/---
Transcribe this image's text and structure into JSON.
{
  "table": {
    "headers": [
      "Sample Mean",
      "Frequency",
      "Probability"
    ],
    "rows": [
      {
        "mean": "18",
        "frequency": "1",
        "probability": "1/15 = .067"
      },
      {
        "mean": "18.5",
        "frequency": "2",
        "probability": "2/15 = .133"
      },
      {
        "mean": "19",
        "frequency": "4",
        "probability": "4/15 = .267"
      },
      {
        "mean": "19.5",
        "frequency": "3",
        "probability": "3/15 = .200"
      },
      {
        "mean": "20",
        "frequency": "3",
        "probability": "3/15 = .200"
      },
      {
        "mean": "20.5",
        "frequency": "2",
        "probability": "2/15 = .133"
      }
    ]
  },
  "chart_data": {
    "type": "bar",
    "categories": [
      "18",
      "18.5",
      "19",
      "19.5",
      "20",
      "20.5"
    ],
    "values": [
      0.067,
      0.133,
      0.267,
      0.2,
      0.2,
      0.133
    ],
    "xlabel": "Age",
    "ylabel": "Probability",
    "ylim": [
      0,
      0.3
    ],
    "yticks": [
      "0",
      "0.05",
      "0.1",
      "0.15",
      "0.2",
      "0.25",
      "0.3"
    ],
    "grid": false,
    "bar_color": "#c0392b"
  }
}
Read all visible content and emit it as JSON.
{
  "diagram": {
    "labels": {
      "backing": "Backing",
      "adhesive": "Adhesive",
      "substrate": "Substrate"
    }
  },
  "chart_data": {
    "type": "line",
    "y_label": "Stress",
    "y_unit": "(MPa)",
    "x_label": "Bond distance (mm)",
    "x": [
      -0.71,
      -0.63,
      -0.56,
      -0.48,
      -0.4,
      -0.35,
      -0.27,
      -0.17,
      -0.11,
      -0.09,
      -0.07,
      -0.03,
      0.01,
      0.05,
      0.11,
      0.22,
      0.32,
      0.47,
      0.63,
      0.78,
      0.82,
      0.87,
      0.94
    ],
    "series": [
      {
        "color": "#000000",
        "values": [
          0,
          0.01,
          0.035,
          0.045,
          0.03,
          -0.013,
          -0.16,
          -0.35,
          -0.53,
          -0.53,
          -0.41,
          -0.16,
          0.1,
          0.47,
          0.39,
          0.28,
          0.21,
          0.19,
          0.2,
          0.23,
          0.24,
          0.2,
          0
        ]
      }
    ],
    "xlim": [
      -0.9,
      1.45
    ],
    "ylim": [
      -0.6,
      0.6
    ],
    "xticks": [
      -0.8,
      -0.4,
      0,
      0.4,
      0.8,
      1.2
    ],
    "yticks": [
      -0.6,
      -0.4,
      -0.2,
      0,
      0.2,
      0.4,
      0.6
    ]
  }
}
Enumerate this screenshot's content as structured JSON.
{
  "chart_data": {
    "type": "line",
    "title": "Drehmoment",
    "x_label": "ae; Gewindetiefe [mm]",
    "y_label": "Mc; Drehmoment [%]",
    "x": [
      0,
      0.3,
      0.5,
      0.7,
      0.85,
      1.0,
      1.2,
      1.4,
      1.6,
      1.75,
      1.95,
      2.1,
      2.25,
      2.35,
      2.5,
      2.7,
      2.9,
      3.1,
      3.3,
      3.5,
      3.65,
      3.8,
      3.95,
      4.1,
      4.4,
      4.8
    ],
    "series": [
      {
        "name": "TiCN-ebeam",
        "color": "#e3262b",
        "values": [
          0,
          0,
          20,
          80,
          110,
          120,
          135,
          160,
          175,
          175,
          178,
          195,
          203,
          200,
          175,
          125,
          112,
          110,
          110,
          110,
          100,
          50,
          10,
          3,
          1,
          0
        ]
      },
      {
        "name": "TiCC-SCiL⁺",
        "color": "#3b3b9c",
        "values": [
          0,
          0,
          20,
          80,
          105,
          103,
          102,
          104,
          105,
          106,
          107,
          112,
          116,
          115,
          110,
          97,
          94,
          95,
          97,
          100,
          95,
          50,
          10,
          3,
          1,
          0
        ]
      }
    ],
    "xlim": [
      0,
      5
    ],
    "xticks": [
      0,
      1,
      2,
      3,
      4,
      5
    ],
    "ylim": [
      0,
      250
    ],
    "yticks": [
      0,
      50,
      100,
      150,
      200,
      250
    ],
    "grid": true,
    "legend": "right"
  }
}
\---
Problem details: In the entries above, find each line with the word "this" and copy it.

Answer for the task:
Transcribe this image's text and structure into JSON.
Enumerate this screenshot's content as structured JSON.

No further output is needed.